● **Do this**:
Find and copy each line of the records where the string "document" shows up.
· · ·
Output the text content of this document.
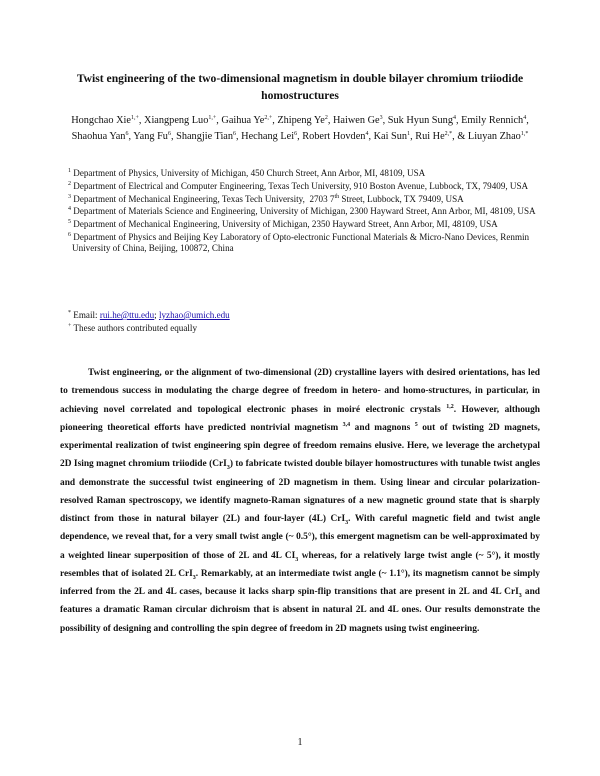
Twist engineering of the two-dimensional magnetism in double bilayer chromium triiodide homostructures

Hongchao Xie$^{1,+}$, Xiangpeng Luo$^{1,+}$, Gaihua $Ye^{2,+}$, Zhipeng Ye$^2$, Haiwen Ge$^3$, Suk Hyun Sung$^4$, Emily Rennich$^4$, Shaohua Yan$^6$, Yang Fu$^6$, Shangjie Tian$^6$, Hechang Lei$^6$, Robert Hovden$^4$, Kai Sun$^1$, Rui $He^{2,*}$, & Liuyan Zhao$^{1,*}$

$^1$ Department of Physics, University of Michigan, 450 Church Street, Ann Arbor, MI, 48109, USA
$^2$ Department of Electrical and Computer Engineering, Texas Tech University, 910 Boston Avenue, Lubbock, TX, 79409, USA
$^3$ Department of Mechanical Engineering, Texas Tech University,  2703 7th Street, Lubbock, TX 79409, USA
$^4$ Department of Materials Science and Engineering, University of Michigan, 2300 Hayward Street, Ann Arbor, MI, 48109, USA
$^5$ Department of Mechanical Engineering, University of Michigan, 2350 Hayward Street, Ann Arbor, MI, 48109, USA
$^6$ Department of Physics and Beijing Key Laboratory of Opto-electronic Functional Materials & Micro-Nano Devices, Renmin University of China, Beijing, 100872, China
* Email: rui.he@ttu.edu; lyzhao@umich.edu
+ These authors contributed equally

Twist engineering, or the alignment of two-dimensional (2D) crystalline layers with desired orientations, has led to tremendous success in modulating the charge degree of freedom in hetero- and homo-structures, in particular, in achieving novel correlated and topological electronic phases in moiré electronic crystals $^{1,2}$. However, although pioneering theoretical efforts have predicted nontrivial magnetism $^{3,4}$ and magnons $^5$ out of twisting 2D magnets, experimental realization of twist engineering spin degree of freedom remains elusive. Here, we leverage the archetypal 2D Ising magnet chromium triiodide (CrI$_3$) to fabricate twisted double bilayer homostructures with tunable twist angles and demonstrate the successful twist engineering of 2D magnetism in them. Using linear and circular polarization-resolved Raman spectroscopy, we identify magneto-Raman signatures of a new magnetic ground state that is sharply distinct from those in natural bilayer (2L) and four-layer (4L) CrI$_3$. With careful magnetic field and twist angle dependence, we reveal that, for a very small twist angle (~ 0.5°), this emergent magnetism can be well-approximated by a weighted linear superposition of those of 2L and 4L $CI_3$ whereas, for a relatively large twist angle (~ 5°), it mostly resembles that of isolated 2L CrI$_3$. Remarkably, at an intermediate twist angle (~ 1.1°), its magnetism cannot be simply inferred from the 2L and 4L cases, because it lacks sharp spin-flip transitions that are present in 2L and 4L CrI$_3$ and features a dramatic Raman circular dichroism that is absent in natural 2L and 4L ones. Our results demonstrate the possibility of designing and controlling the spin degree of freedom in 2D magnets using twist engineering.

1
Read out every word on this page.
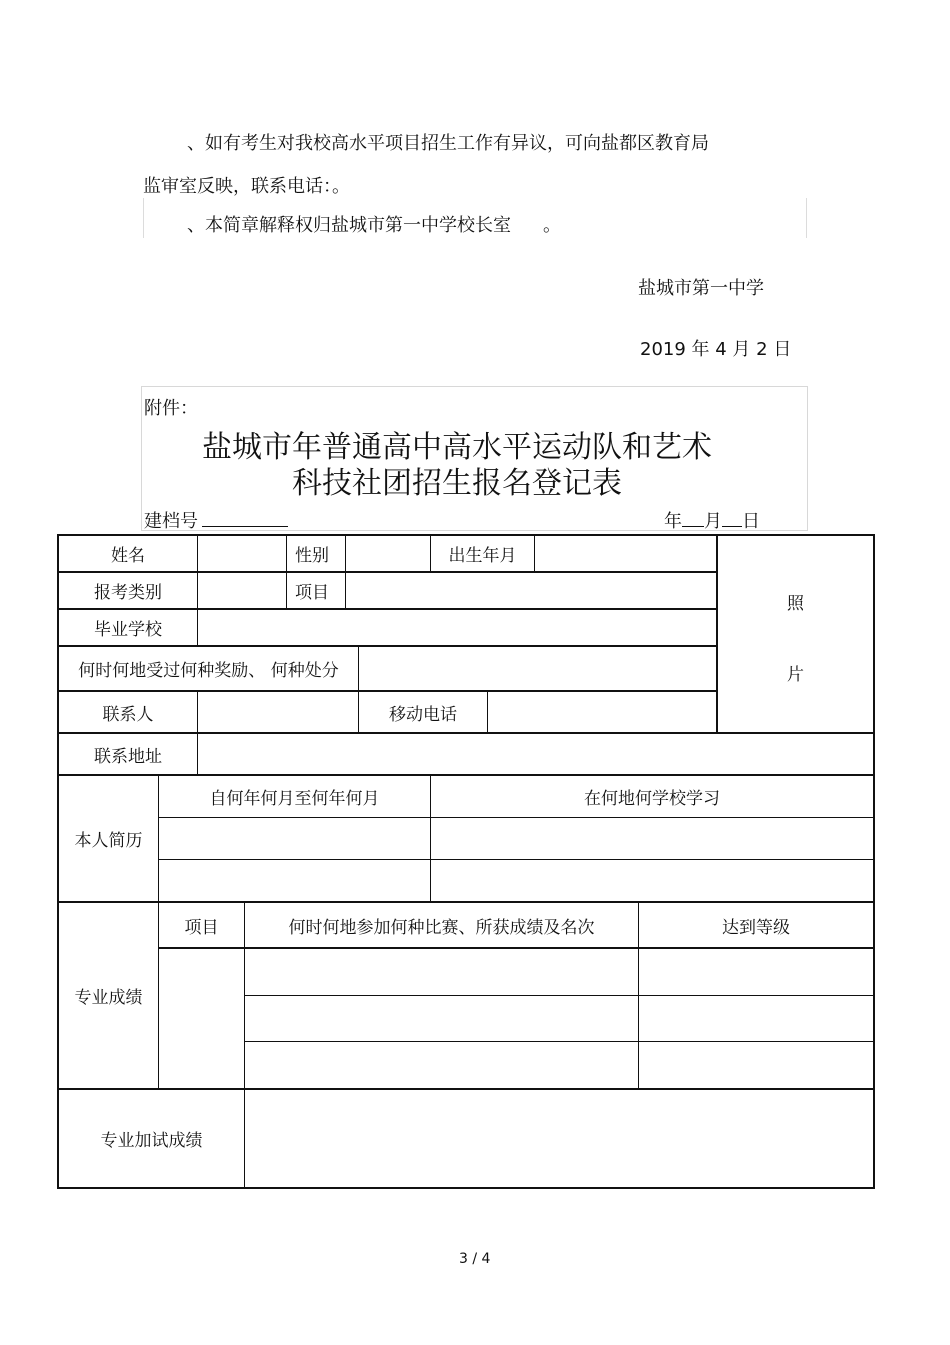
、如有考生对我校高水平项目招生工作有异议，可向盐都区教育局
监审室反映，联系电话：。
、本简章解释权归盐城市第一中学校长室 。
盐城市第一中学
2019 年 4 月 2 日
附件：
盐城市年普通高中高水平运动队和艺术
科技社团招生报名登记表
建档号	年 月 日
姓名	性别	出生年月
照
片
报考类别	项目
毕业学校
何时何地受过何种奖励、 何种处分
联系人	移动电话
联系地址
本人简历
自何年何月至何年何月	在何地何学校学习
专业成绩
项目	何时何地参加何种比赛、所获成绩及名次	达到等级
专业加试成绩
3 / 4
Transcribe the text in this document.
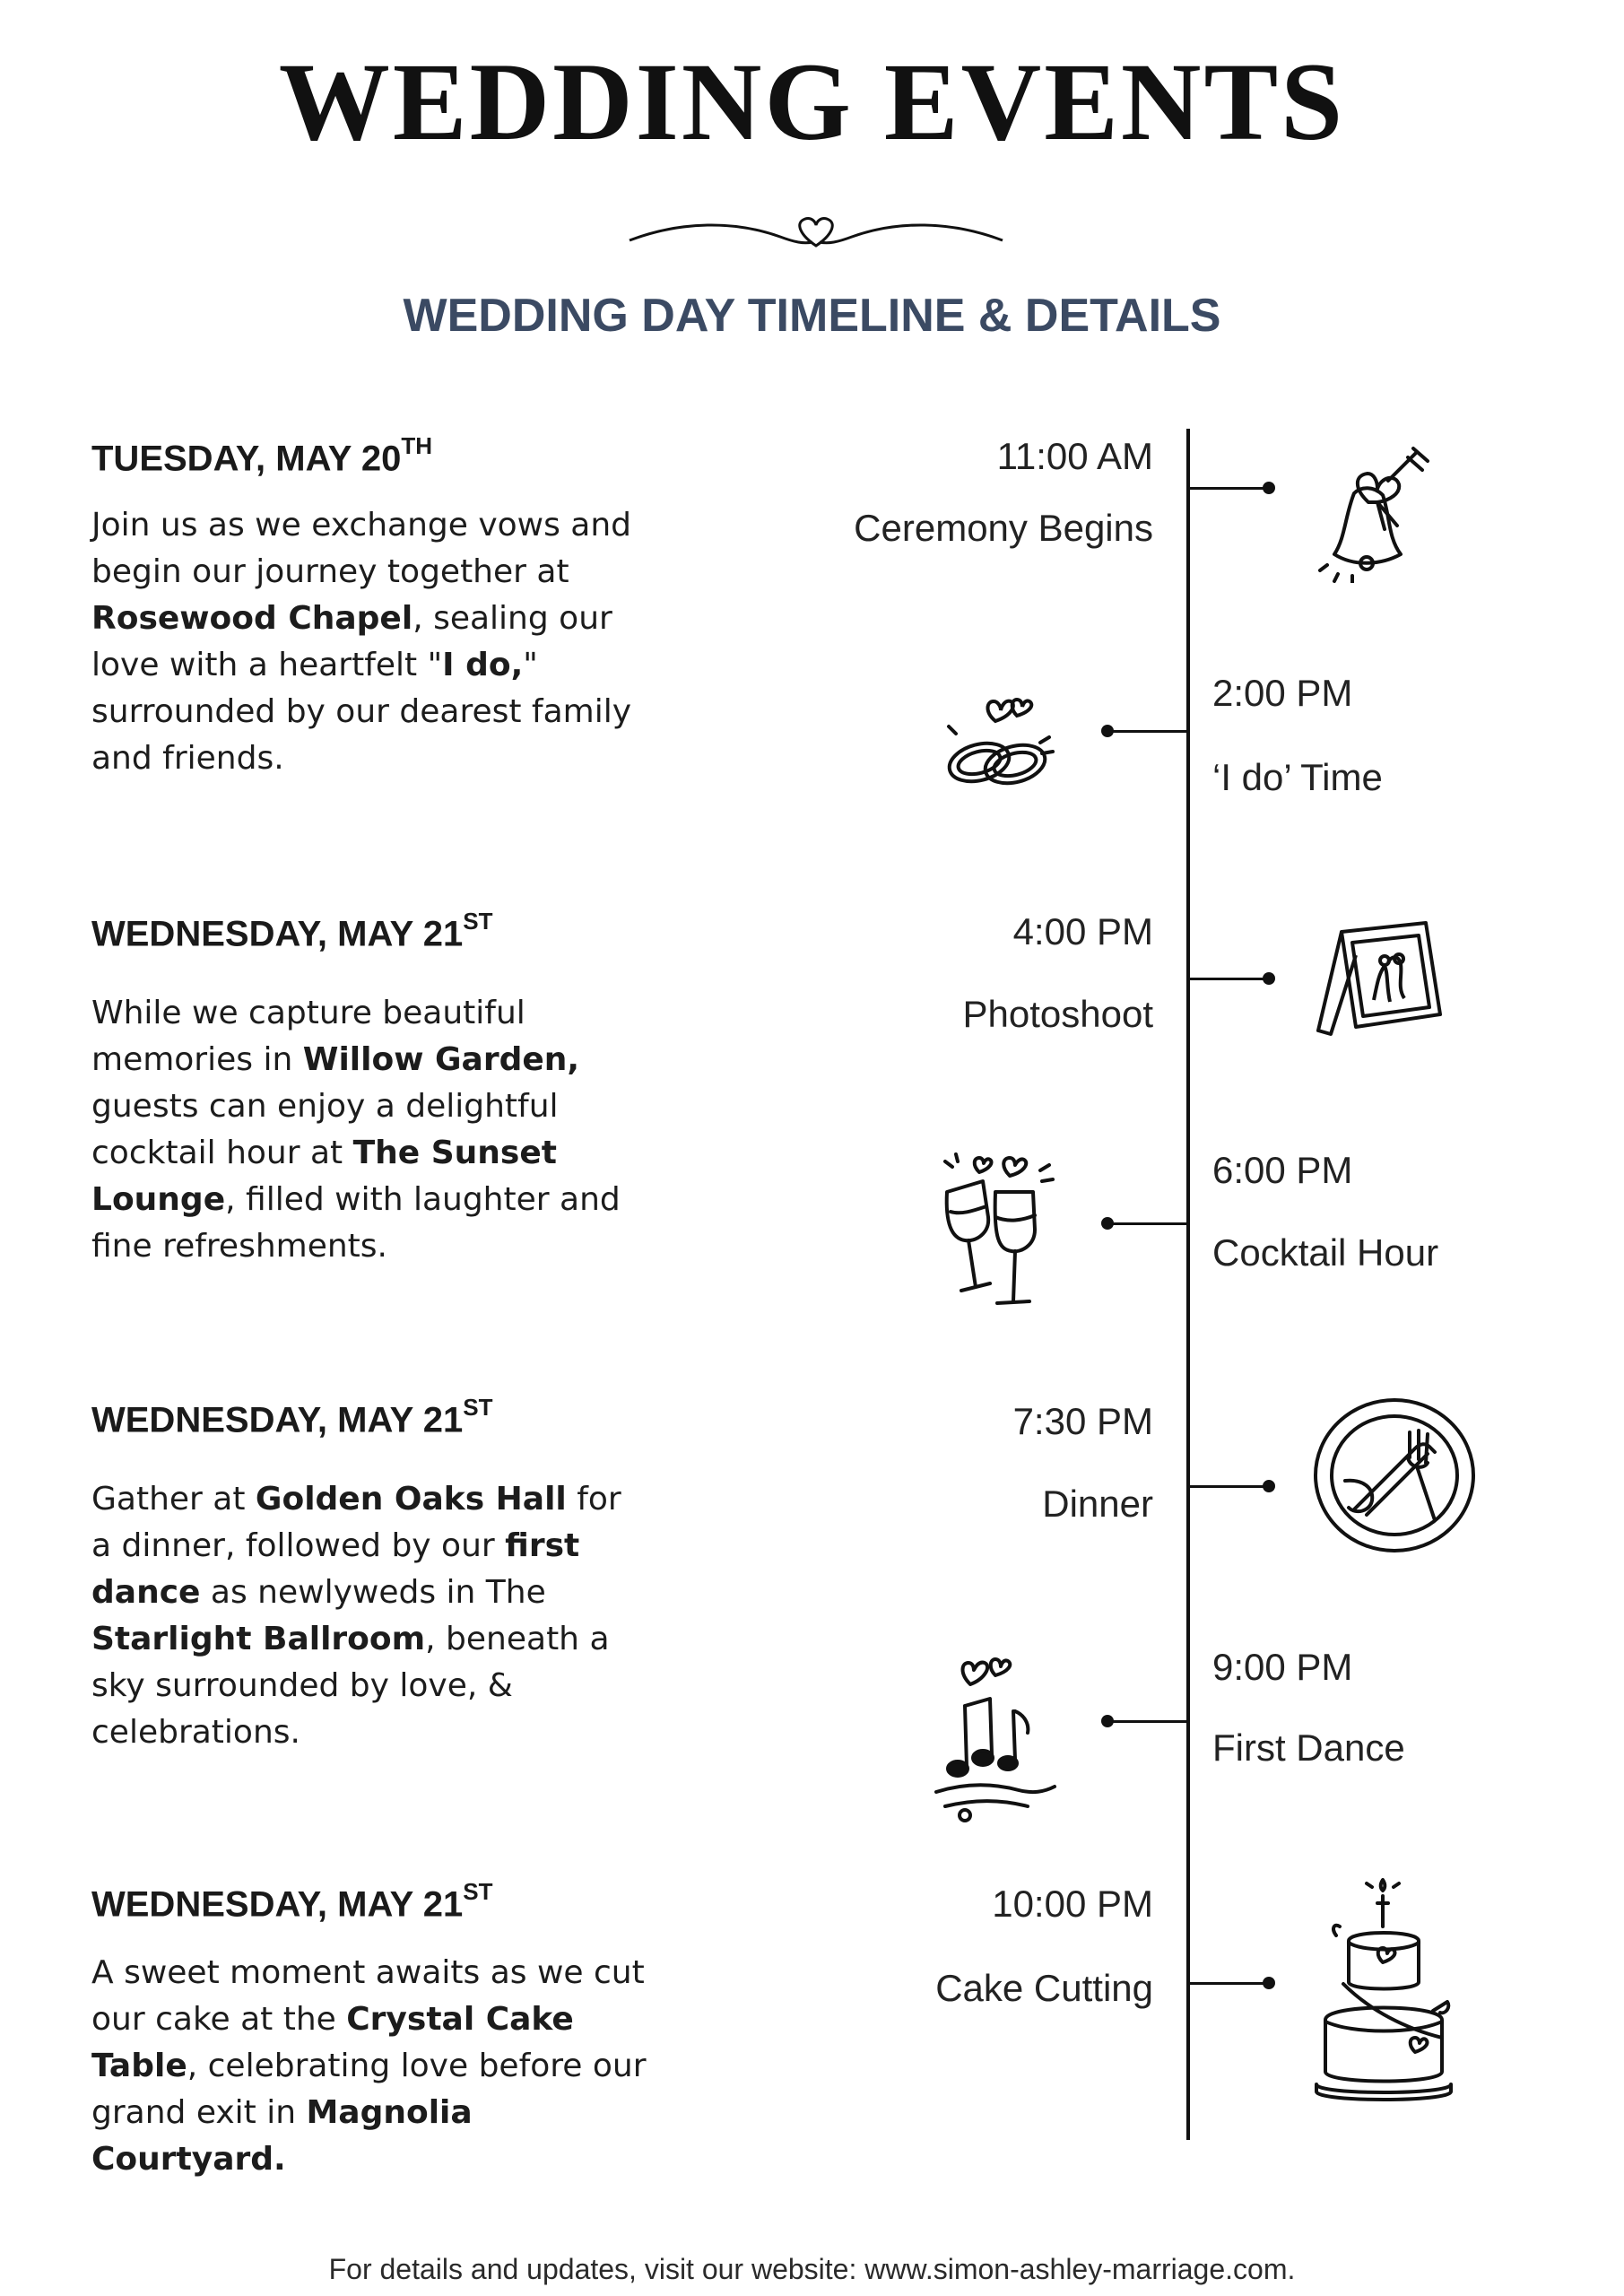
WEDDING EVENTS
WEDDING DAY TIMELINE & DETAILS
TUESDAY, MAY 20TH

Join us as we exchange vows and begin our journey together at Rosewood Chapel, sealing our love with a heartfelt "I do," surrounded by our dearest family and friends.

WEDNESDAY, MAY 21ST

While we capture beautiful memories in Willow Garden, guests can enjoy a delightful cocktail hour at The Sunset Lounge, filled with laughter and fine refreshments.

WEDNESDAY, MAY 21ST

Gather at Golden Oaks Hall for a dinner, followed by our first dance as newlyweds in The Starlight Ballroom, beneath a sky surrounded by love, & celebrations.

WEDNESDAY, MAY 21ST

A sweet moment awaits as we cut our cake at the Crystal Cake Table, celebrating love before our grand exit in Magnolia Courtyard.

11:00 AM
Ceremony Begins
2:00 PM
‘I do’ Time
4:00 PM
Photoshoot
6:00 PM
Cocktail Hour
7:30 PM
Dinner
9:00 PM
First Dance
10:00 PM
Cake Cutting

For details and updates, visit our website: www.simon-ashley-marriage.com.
· · ·
● **Right answer**:
Output the text content of this document.
Transcribe the text in this document.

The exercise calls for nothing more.